→ Short task
Exclude all pictures, then copy each of the records exactly as written.
|---|
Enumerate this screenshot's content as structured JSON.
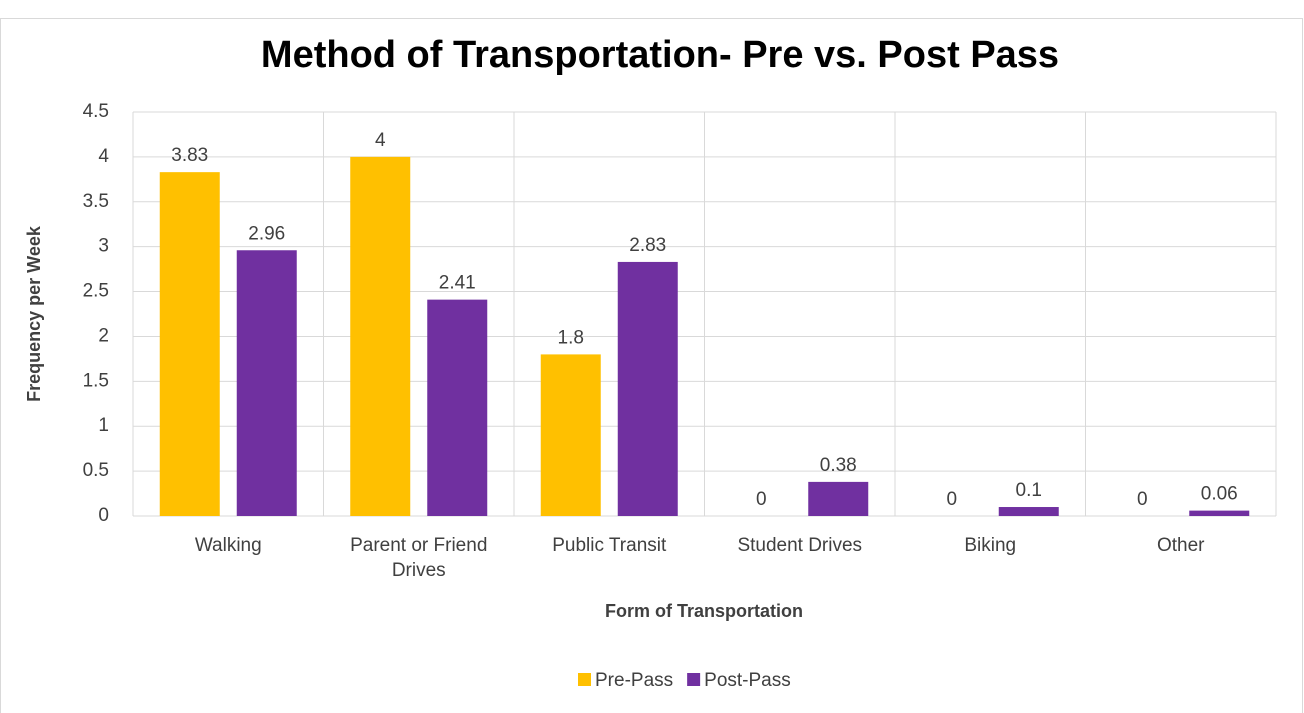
{
  "chart_data": {
    "type": "bar",
    "title": "Method of Transportation- Pre vs. Post Pass",
    "x_label": "Form of Transportation",
    "y_label": "Frequency per Week",
    "categories": [
      "Walking",
      "Parent or Friend Drives",
      "Public Transit",
      "Student Drives",
      "Biking",
      "Other"
    ],
    "series": [
      {
        "name": "Pre-Pass",
        "color": "#FFC000",
        "values": [
          3.83,
          4,
          1.8,
          0,
          0,
          0
        ]
      },
      {
        "name": "Post-Pass",
        "color": "#7030A0",
        "values": [
          2.96,
          2.41,
          2.83,
          0.38,
          0.1,
          0.06
        ]
      }
    ],
    "ylim": [
      0,
      4.5
    ],
    "yticks": [
      0,
      0.5,
      1,
      1.5,
      2,
      2.5,
      3,
      3.5,
      4,
      4.5
    ],
    "grid": true,
    "legend": "bottom"
  }
}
|---|
→ Result for this exercise
Enumerate this screenshot's content as structured JSON.
{
  "chart_data": {
    "type": "bar",
    "title": "Method of Transportation- Pre vs. Post Pass",
    "x_label": "Form of Transportation",
    "y_label": "Frequency per Week",
    "categories": [
      "Walking",
      "Parent or Friend Drives",
      "Public Transit",
      "Student Drives",
      "Biking",
      "Other"
    ],
    "series": [
      {
        "name": "Pre-Pass",
        "color": "#FFC000",
        "values": [
          3.83,
          4,
          1.8,
          0,
          0,
          0
        ]
      },
      {
        "name": "Post-Pass",
        "color": "#7030A0",
        "values": [
          2.96,
          2.41,
          2.83,
          0.38,
          0.1,
          0.06
        ]
      }
    ],
    "ylim": [
      0,
      4.5
    ],
    "yticks": [
      0,
      0.5,
      1,
      1.5,
      2,
      2.5,
      3,
      3.5,
      4,
      4.5
    ],
    "grid": true,
    "legend": "bottom"
  }
}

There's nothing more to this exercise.